**TASK:**
Write out the passage of the real estate column below from "There is still" up to and including "Seasons in Soho.", copying it word for word.

There is still a contingency plan: Mr. Vendome is in talks with local authorities in Miami’s South Beach and in Rome to build the same basic Cubist shape. “This could be the Coliseum,” he said, pointing to one facet on a model of the building. “This could be St. Peter’s,” he pointed to another.
But it’s clear that Mr. Vendome wants it to be the Seasons in Soho.
UPPER EAST SIDE
LUCKY IN REAL ESTATE? Madhav Dhar, former head of emerging markets for Morgan Stanley, recently signed a contract to buy an eight-room apartment at 181 East 65th Street, near Third Avenue. Sources familiar with the deal say that Mr. Dhar won out in a bidding war with two other interested buyers. But brokers said that Mr. Dhar overpaid. Said one source: “Several rooms in the apartment face a brick wall.” The living room, the master bedroom and the master bath all face west; the five-bedroom apartment has an entry foyer, 10-foot ceilings and takes up half of the floor. Mr. Dhar left Morgan Stanley in the fall of 1998, after one of the groups he oversaw lost $300 million. But he made a hefty profit on the sale of two of his apartments at 25 Central Park West in the spring of 1999, selling them to Tommy Mottola for a total price that exceeded $6 million. According to a story in The Observer at the time, he’d paid less than $3 million for them. Since then Mr. Dhar, 40, and his wife Patty, 36, have been renting. Mr. Dhar runs a hedge fund called Traxis Management.

**SOURCE DATA:**
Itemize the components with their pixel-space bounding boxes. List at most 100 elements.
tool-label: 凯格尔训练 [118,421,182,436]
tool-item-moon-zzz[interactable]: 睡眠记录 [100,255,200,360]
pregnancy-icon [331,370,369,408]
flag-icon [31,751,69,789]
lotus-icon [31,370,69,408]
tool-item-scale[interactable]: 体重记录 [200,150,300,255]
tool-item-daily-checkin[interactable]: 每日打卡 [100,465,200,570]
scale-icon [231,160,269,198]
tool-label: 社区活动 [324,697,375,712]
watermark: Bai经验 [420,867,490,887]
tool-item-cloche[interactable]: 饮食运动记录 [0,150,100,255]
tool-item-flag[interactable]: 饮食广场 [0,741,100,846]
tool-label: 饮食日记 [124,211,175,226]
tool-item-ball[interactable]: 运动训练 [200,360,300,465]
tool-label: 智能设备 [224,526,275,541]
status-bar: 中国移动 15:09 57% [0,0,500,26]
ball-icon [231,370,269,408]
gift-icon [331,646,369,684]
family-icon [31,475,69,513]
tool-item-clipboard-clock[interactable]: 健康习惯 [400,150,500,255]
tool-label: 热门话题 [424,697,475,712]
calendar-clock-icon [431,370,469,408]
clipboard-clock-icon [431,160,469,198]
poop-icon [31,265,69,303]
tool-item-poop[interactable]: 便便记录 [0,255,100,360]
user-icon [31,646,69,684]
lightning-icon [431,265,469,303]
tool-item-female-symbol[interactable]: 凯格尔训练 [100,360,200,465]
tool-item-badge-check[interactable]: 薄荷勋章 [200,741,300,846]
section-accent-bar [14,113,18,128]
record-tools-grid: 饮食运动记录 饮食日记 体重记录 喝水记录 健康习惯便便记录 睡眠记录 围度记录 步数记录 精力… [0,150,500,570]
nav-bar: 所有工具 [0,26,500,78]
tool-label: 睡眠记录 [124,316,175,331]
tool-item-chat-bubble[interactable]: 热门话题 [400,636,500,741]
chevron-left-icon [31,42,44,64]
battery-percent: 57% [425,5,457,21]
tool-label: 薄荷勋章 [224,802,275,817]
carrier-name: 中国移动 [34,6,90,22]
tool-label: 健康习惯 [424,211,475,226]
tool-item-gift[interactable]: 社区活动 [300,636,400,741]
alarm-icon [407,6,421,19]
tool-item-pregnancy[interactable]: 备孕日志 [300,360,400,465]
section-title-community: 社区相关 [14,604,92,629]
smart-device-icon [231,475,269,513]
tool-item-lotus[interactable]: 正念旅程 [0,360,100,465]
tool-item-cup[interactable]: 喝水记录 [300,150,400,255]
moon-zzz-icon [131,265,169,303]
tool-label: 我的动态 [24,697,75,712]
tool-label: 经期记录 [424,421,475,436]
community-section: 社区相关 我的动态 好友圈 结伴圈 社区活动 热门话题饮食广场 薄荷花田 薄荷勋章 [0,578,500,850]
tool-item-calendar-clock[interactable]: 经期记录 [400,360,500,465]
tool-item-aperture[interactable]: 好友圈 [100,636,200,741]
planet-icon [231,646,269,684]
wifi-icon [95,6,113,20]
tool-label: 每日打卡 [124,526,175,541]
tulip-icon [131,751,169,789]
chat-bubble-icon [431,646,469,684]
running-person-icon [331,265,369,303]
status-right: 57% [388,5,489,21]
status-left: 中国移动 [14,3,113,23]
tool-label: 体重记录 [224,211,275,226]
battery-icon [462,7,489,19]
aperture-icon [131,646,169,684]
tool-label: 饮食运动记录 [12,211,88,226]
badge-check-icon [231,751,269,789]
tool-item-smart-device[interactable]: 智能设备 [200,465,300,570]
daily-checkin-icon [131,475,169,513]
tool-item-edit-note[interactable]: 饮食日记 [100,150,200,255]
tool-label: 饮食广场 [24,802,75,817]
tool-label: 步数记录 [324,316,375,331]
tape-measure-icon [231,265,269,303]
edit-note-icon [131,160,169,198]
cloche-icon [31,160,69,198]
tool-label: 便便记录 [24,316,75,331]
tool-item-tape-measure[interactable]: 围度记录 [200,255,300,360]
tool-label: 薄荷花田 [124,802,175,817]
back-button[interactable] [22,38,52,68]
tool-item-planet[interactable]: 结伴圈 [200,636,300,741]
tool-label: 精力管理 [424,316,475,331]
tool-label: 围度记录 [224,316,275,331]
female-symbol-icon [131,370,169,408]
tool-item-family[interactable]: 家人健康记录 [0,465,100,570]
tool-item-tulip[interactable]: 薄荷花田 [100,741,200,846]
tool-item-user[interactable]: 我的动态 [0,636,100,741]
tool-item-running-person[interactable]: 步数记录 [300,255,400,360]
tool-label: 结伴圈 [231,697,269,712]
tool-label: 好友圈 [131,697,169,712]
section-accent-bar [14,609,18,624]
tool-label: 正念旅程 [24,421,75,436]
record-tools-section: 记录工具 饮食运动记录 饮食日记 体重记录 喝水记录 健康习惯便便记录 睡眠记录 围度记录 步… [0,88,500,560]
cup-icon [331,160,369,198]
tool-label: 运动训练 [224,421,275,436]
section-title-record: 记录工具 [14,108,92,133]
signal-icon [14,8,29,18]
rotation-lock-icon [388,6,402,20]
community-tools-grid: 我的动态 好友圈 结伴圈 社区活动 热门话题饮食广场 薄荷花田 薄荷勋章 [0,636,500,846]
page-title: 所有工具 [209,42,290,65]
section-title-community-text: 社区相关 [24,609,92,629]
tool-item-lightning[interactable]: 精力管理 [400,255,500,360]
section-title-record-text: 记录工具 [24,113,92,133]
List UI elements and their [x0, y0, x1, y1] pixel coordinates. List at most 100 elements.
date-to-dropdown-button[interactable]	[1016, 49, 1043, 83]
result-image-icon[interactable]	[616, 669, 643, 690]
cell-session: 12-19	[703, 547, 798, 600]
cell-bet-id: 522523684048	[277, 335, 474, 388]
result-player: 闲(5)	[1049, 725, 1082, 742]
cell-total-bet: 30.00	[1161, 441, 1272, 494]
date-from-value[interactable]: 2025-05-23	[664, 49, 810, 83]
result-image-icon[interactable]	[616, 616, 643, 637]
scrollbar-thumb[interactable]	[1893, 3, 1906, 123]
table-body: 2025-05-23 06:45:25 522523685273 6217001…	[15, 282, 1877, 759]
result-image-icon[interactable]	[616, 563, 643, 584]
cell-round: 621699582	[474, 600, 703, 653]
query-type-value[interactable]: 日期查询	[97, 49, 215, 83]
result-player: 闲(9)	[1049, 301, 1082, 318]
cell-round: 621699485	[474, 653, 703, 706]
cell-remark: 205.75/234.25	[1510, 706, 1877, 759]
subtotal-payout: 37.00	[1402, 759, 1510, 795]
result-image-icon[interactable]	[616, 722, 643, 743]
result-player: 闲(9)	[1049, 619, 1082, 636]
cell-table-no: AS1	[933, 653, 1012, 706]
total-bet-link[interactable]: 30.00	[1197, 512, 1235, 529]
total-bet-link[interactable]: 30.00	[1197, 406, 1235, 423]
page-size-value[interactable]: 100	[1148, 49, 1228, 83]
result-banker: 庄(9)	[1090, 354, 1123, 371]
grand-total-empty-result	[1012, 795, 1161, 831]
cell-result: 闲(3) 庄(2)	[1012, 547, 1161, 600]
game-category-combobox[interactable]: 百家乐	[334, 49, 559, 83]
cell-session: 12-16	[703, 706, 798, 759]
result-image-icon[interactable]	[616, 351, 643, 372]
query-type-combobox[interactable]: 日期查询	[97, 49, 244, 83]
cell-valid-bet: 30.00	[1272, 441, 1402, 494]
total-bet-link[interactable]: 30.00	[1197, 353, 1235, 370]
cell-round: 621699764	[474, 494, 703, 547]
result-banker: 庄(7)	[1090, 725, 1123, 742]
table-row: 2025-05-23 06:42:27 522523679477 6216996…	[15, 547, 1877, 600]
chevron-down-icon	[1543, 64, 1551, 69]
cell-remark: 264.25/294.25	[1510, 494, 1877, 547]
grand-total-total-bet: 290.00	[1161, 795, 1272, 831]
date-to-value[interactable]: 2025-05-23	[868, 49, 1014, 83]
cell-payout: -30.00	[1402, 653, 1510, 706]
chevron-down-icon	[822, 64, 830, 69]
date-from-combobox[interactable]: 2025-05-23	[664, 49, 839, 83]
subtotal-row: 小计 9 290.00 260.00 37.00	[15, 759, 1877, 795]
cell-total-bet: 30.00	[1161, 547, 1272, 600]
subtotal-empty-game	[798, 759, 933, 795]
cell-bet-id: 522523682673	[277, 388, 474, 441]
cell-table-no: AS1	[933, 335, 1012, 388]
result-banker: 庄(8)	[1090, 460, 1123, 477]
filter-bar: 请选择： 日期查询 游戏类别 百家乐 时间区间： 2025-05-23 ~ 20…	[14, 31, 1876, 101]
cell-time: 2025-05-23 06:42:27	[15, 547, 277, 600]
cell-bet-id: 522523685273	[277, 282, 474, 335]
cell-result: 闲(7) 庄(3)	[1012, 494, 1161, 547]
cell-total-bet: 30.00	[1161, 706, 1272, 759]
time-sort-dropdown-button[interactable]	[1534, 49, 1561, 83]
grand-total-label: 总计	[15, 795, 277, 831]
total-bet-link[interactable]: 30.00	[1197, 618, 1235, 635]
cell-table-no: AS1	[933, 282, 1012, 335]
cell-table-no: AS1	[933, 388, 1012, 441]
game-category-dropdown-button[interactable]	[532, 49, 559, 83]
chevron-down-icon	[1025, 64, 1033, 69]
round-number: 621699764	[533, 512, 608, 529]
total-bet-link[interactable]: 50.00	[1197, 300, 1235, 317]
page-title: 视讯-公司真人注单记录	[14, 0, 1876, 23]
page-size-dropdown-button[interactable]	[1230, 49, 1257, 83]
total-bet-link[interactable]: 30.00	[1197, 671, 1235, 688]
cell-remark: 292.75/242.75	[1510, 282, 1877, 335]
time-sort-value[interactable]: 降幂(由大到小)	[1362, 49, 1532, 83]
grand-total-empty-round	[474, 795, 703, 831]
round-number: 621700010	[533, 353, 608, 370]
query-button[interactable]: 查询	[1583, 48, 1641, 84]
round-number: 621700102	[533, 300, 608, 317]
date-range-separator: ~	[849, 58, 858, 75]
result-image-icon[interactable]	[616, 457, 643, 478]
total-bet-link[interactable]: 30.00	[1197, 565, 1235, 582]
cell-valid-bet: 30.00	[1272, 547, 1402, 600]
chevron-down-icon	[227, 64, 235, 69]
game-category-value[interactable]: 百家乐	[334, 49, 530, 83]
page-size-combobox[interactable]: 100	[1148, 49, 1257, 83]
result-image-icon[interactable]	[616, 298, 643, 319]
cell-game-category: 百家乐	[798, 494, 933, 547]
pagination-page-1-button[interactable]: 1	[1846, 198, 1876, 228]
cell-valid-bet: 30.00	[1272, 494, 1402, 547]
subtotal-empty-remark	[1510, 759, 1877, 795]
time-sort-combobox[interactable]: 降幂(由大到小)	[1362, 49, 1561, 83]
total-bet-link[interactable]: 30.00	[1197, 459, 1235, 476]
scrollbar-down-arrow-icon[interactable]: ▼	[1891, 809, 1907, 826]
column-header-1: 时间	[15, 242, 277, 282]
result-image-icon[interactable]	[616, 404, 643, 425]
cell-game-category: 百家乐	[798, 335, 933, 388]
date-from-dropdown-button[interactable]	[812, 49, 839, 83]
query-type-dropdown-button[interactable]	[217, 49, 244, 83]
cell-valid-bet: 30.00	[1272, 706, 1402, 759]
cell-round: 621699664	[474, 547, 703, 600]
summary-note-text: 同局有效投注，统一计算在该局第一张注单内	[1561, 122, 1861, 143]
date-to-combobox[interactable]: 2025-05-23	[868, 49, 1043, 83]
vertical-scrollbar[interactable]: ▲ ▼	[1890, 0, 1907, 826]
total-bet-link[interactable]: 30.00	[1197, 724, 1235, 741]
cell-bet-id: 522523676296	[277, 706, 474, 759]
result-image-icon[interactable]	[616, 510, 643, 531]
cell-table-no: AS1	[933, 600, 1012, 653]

**OUTPUT OF THE EXERCISE:**
There is still a contingency plan: Mr. Vendome is in talks with local authorities in Miami’s South Beach and in Rome to build the same basic Cubist shape. “This could be the Coliseum,” he said, pointing to one facet on a model of the building. “This could be St. Peter’s,” he pointed to another.
But it’s clear that Mr. Vendome wants it to be the Seasons in Soho.